_WORKING DATA_.
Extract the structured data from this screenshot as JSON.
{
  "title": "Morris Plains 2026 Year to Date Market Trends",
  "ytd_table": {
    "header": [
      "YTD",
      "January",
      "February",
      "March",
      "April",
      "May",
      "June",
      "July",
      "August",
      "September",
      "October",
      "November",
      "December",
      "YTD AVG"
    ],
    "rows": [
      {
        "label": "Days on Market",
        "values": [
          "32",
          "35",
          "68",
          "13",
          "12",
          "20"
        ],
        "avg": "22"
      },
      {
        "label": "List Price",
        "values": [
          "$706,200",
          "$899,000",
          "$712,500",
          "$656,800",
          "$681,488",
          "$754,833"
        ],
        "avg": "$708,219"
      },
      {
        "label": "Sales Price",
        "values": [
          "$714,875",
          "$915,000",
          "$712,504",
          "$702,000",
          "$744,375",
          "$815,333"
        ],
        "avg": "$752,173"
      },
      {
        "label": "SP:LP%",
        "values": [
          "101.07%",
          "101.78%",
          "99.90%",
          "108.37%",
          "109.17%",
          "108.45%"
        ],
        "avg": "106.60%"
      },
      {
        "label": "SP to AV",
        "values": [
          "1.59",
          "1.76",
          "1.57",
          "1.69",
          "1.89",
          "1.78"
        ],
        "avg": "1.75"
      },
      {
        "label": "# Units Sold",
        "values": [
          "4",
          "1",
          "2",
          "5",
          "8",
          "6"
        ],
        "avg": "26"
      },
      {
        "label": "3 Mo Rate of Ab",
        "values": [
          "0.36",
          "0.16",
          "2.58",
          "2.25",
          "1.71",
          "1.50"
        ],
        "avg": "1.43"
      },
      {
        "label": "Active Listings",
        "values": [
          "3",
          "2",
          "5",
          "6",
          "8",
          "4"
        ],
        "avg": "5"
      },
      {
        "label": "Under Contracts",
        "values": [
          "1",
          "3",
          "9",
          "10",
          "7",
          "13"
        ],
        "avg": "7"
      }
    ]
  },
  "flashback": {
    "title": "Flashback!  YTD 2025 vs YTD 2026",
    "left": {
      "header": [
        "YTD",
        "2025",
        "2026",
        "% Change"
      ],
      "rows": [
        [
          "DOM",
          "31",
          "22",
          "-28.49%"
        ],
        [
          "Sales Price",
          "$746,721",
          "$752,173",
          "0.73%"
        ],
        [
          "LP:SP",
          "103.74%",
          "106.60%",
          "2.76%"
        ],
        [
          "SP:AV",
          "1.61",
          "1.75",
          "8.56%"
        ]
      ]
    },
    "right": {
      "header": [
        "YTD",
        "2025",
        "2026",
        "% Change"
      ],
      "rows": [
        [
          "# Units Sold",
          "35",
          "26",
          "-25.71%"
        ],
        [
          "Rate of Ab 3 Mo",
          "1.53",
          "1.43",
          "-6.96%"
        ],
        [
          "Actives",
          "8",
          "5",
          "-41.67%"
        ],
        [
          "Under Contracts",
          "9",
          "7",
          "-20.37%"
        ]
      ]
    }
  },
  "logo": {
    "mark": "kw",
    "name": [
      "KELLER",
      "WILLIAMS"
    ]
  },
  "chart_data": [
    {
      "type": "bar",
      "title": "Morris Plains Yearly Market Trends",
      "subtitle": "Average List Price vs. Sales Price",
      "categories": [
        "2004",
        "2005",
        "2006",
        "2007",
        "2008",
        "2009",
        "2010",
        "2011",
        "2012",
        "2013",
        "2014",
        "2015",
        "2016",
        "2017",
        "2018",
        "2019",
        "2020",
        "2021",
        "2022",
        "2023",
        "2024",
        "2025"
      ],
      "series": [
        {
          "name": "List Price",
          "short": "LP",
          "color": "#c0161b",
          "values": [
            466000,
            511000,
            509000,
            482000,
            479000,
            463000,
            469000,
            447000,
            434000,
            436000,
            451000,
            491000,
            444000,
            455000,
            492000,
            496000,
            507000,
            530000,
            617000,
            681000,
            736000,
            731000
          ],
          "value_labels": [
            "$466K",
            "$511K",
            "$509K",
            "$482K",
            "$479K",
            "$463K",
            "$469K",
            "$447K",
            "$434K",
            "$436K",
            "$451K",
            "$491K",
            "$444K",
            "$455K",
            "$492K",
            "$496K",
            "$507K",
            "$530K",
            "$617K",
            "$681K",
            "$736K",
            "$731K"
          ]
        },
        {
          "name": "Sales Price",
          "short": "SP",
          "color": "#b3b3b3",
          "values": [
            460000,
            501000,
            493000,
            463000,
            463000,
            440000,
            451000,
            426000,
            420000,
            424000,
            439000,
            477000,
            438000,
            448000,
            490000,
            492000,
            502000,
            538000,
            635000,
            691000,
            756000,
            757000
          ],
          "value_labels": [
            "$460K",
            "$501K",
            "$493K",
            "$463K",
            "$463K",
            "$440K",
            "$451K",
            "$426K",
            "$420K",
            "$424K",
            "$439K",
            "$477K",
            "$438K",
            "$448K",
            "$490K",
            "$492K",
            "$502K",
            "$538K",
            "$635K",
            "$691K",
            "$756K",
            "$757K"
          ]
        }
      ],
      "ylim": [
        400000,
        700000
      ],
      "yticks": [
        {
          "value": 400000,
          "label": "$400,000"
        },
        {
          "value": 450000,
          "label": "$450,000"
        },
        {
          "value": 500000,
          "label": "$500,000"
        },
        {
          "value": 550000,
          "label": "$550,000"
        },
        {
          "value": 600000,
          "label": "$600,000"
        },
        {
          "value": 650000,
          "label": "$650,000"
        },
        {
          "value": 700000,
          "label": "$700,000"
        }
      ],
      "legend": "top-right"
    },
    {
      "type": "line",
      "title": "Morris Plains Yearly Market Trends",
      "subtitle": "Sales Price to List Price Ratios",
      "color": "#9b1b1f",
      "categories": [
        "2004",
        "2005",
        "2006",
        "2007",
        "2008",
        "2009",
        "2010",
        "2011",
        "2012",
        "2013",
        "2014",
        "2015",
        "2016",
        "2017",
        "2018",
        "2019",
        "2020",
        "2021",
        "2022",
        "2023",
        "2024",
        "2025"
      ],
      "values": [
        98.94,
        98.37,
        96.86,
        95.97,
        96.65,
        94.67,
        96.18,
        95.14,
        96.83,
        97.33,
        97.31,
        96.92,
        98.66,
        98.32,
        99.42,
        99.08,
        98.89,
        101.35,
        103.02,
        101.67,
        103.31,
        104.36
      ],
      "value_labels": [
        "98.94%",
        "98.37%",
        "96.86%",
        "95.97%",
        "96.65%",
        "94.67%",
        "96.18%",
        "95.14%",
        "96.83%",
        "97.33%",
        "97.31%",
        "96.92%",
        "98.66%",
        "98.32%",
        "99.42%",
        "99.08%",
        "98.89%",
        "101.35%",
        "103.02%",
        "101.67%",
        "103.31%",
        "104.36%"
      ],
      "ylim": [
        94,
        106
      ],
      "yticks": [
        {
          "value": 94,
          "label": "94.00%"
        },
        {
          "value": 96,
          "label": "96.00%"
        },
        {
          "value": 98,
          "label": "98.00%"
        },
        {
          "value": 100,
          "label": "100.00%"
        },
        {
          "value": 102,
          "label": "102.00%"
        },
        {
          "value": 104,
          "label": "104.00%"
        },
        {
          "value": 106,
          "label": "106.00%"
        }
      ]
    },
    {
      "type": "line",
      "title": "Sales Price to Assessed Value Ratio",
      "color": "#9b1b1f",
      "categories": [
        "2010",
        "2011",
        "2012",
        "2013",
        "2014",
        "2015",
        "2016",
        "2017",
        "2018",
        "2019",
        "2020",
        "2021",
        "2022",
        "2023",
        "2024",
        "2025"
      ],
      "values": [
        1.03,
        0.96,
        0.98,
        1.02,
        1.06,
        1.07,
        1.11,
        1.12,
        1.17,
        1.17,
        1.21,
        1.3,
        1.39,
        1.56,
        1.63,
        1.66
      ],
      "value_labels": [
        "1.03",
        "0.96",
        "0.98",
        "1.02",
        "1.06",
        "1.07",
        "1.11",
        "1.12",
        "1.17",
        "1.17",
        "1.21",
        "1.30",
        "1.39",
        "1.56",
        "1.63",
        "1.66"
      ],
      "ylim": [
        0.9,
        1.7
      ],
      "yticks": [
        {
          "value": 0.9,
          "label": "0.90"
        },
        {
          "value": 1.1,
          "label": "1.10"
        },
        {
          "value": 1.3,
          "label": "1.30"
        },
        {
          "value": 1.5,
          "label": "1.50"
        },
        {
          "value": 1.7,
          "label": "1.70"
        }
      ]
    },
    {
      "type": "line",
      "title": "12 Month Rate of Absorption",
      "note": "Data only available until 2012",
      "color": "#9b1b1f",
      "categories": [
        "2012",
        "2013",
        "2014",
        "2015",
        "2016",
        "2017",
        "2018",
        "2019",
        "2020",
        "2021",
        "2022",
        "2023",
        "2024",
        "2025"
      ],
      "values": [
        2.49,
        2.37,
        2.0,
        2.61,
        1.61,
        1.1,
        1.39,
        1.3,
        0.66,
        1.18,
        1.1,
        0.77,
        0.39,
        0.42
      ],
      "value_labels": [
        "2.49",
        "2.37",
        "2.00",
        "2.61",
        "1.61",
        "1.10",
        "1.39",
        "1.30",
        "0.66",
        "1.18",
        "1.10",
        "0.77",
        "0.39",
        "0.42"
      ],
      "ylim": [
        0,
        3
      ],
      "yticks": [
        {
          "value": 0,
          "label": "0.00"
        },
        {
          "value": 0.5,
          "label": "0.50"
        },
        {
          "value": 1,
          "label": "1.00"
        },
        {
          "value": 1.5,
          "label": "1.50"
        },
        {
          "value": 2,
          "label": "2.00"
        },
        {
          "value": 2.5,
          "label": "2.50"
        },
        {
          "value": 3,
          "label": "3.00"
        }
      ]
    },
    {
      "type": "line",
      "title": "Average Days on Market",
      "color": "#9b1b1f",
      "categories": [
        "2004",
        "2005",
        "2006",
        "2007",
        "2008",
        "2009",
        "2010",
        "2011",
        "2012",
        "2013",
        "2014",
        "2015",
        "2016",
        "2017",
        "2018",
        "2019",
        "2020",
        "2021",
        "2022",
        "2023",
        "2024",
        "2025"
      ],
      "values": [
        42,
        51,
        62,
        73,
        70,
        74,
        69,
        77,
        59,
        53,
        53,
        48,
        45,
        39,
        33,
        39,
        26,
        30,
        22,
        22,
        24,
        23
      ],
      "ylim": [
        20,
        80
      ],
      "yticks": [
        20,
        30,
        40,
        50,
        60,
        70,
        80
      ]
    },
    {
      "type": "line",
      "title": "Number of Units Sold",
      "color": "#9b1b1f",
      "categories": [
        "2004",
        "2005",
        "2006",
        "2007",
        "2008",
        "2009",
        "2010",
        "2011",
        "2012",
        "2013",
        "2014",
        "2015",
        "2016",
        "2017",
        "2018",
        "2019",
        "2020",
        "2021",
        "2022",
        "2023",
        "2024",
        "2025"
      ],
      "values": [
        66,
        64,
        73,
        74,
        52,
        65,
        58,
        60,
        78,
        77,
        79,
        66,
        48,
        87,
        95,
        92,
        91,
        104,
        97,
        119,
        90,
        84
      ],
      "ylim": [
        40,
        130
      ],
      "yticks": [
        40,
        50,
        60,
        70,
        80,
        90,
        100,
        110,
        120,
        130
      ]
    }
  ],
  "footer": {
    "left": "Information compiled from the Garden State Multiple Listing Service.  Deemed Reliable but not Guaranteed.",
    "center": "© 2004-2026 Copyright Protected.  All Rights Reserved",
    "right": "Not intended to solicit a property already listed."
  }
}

_WRITTEN INSTRUCTION_. Pull every line containing the word "Sold" out of the material and copy it.

_EXPECTED ANSWER_.
        "label": "# Units Sold",
          "# Units Sold",
      "title": "Number of Units Sold",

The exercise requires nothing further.